### PROMPT
Copy the records below line for line, with no changes.

### STORED RECORDS
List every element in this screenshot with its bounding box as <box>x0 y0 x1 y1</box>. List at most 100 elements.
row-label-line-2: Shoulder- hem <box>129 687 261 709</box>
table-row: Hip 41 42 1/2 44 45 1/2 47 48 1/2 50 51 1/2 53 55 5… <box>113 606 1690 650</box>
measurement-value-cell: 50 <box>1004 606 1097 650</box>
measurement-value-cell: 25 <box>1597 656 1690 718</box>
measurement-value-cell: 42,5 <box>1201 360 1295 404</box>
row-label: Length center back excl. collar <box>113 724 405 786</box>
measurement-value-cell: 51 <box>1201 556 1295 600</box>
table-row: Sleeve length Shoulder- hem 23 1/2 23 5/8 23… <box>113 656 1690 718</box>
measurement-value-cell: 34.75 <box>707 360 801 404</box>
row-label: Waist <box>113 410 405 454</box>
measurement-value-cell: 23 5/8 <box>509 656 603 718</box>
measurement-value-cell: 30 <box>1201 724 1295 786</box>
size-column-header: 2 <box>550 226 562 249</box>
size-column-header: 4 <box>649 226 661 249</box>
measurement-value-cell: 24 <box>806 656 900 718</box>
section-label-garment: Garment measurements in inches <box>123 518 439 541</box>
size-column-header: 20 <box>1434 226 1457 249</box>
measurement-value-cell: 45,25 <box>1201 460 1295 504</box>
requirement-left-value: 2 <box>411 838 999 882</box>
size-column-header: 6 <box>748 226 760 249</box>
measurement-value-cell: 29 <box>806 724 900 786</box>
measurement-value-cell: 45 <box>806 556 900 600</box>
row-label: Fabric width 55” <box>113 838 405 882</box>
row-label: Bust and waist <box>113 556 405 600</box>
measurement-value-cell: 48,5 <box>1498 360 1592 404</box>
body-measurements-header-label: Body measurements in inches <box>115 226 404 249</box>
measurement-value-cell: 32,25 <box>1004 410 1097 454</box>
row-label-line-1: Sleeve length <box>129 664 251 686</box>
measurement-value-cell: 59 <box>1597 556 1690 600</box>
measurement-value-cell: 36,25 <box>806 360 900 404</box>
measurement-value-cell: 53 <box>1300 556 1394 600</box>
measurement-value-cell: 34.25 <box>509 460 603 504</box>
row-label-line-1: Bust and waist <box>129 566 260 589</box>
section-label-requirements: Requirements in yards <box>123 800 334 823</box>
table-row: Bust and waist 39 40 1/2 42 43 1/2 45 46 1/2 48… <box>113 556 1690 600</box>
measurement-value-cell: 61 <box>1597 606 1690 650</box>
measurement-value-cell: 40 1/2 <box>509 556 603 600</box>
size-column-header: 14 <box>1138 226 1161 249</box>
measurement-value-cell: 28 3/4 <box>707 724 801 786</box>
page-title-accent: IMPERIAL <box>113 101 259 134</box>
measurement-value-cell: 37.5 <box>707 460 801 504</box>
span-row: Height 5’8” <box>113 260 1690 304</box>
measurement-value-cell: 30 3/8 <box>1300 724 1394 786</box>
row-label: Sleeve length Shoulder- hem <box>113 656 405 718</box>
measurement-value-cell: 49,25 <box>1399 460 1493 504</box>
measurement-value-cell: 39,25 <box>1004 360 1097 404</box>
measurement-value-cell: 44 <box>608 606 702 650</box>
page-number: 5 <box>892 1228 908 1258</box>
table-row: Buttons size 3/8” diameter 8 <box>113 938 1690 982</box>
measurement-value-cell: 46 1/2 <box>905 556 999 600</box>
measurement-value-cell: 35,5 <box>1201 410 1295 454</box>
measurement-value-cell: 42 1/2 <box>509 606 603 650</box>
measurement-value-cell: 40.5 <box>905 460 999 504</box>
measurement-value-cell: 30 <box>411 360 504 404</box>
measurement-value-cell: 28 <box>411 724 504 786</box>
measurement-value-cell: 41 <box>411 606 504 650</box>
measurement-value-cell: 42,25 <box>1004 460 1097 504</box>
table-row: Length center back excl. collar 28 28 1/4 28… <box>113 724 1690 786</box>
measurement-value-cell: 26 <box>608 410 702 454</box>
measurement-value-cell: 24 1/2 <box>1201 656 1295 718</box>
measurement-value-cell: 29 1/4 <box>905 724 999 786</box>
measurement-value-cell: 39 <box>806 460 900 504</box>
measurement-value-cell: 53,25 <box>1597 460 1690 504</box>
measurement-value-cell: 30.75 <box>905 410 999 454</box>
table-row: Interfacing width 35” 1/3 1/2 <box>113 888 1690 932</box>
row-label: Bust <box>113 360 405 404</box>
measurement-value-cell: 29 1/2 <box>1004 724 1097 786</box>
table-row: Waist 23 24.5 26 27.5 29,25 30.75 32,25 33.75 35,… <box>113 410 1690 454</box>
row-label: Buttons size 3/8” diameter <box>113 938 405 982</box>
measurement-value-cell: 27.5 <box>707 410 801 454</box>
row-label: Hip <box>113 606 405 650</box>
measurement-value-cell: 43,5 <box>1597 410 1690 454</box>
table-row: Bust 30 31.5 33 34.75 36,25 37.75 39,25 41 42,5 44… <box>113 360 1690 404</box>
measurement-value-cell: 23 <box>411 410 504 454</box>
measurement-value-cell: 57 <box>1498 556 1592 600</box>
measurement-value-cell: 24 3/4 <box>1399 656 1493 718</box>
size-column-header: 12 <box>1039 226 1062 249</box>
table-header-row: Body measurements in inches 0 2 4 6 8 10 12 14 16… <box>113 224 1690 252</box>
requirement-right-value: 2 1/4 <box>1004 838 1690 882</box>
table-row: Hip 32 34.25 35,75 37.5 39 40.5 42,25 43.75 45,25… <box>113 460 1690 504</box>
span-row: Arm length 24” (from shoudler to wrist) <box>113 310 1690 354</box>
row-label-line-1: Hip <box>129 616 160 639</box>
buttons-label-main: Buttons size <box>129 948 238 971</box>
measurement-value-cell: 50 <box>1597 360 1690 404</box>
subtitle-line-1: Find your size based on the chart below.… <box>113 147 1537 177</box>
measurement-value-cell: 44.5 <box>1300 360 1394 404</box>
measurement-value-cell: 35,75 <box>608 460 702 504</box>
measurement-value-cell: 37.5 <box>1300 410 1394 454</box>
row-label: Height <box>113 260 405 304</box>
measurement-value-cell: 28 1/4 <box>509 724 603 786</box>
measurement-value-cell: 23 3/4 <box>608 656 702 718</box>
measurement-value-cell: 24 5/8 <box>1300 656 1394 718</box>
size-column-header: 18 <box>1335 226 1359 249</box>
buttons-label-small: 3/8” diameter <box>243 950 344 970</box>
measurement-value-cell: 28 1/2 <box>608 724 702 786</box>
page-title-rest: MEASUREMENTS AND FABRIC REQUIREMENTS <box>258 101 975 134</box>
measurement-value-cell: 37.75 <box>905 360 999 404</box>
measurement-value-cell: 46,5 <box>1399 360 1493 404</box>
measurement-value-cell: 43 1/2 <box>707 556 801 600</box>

### CORRECT RESPONSE
List every element in this screenshot with its bounding box as <box>x0 y0 x1 y1</box>. List at most 100 elements.
row-label-line-2: Shoulder- hem <box>129 687 261 709</box>
table-row: Hip 41 42 1/2 44 45 1/2 47 48 1/2 50 51 1/2 53 55 5… <box>113 606 1690 650</box>
measurement-value-cell: 50 <box>1004 606 1097 650</box>
measurement-value-cell: 25 <box>1597 656 1690 718</box>
measurement-value-cell: 42,5 <box>1201 360 1295 404</box>
row-label: Length center back excl. collar <box>113 724 405 786</box>
measurement-value-cell: 51 <box>1201 556 1295 600</box>
table-row: Sleeve length Shoulder- hem 23 1/2 23 5/8 23… <box>113 656 1690 718</box>
measurement-value-cell: 34.75 <box>707 360 801 404</box>
row-label: Waist <box>113 410 405 454</box>
measurement-value-cell: 23 5/8 <box>509 656 603 718</box>
measurement-value-cell: 30 <box>1201 724 1295 786</box>
size-column-header: 2 <box>550 226 562 249</box>
size-column-header: 4 <box>649 226 661 249</box>
measurement-value-cell: 24 <box>806 656 900 718</box>
section-label-garment: Garment measurements in inches <box>123 518 439 541</box>
size-column-header: 20 <box>1434 226 1457 249</box>
measurement-value-cell: 45,25 <box>1201 460 1295 504</box>
requirement-left-value: 2 <box>411 838 999 882</box>
size-column-header: 6 <box>748 226 760 249</box>
measurement-value-cell: 29 <box>806 724 900 786</box>
measurement-value-cell: 45 <box>806 556 900 600</box>
row-label: Fabric width 55” <box>113 838 405 882</box>
row-label: Bust and waist <box>113 556 405 600</box>
measurement-value-cell: 48,5 <box>1498 360 1592 404</box>
body-measurements-header-label: Body measurements in inches <box>115 226 404 249</box>
measurement-value-cell: 32,25 <box>1004 410 1097 454</box>
row-label-line-1: Sleeve length <box>129 664 251 686</box>
measurement-value-cell: 59 <box>1597 556 1690 600</box>
measurement-value-cell: 36,25 <box>806 360 900 404</box>
measurement-value-cell: 53 <box>1300 556 1394 600</box>
measurement-value-cell: 34.25 <box>509 460 603 504</box>
row-label-line-1: Bust and waist <box>129 566 260 589</box>
section-label-requirements: Requirements in yards <box>123 800 334 823</box>
table-row: Bust and waist 39 40 1/2 42 43 1/2 45 46 1/2 48… <box>113 556 1690 600</box>
measurement-value-cell: 61 <box>1597 606 1690 650</box>
measurement-value-cell: 40 1/2 <box>509 556 603 600</box>
size-column-header: 14 <box>1138 226 1161 249</box>
measurement-value-cell: 28 3/4 <box>707 724 801 786</box>
page-title-accent: IMPERIAL <box>113 101 259 134</box>
measurement-value-cell: 37.5 <box>707 460 801 504</box>
span-row: Height 5’8” <box>113 260 1690 304</box>
measurement-value-cell: 30 3/8 <box>1300 724 1394 786</box>
row-label: Sleeve length Shoulder- hem <box>113 656 405 718</box>
measurement-value-cell: 49,25 <box>1399 460 1493 504</box>
measurement-value-cell: 39,25 <box>1004 360 1097 404</box>
measurement-value-cell: 44 <box>608 606 702 650</box>
page-number: 5 <box>892 1228 908 1258</box>
table-row: Buttons size 3/8” diameter 8 <box>113 938 1690 982</box>
measurement-value-cell: 46 1/2 <box>905 556 999 600</box>
measurement-value-cell: 35,5 <box>1201 410 1295 454</box>
measurement-value-cell: 42 1/2 <box>509 606 603 650</box>
measurement-value-cell: 40.5 <box>905 460 999 504</box>
measurement-value-cell: 30 <box>411 360 504 404</box>
measurement-value-cell: 28 <box>411 724 504 786</box>
measurement-value-cell: 41 <box>411 606 504 650</box>
measurement-value-cell: 42,25 <box>1004 460 1097 504</box>
table-row: Length center back excl. collar 28 28 1/4 28… <box>113 724 1690 786</box>
measurement-value-cell: 26 <box>608 410 702 454</box>
measurement-value-cell: 24 1/2 <box>1201 656 1295 718</box>
measurement-value-cell: 29 1/4 <box>905 724 999 786</box>
measurement-value-cell: 39 <box>806 460 900 504</box>
measurement-value-cell: 53,25 <box>1597 460 1690 504</box>
measurement-value-cell: 30.75 <box>905 410 999 454</box>
table-row: Interfacing width 35” 1/3 1/2 <box>113 888 1690 932</box>
row-label: Bust <box>113 360 405 404</box>
measurement-value-cell: 29 1/2 <box>1004 724 1097 786</box>
table-row: Waist 23 24.5 26 27.5 29,25 30.75 32,25 33.75 35,… <box>113 410 1690 454</box>
row-label: Buttons size 3/8” diameter <box>113 938 405 982</box>
measurement-value-cell: 27.5 <box>707 410 801 454</box>
row-label: Hip <box>113 606 405 650</box>
measurement-value-cell: 43,5 <box>1597 410 1690 454</box>
table-row: Bust 30 31.5 33 34.75 36,25 37.75 39,25 41 42,5 44… <box>113 360 1690 404</box>
measurement-value-cell: 23 <box>411 410 504 454</box>
measurement-value-cell: 57 <box>1498 556 1592 600</box>
measurement-value-cell: 24 3/4 <box>1399 656 1493 718</box>
size-column-header: 12 <box>1039 226 1062 249</box>
table-header-row: Body measurements in inches 0 2 4 6 8 10 12 14 16… <box>113 224 1690 252</box>
requirement-right-value: 2 1/4 <box>1004 838 1690 882</box>
table-row: Hip 32 34.25 35,75 37.5 39 40.5 42,25 43.75 45,25… <box>113 460 1690 504</box>
span-row: Arm length 24” (from shoudler to wrist) <box>113 310 1690 354</box>
row-label-line-1: Hip <box>129 616 160 639</box>
buttons-label-main: Buttons size <box>129 948 238 971</box>
measurement-value-cell: 50 <box>1597 360 1690 404</box>
subtitle-line-1: Find your size based on the chart below.… <box>113 147 1537 177</box>
measurement-value-cell: 44.5 <box>1300 360 1394 404</box>
measurement-value-cell: 35,75 <box>608 460 702 504</box>
measurement-value-cell: 37.5 <box>1300 410 1394 454</box>
row-label: Height <box>113 260 405 304</box>
measurement-value-cell: 28 1/4 <box>509 724 603 786</box>
measurement-value-cell: 23 3/4 <box>608 656 702 718</box>
measurement-value-cell: 24 5/8 <box>1300 656 1394 718</box>
size-column-header: 18 <box>1335 226 1359 249</box>
buttons-label-small: 3/8” diameter <box>243 950 344 970</box>
measurement-value-cell: 28 1/2 <box>608 724 702 786</box>
page-title-rest: MEASUREMENTS AND FABRIC REQUIREMENTS <box>258 101 975 134</box>
measurement-value-cell: 37.75 <box>905 360 999 404</box>
measurement-value-cell: 46,5 <box>1399 360 1493 404</box>
measurement-value-cell: 43 1/2 <box>707 556 801 600</box>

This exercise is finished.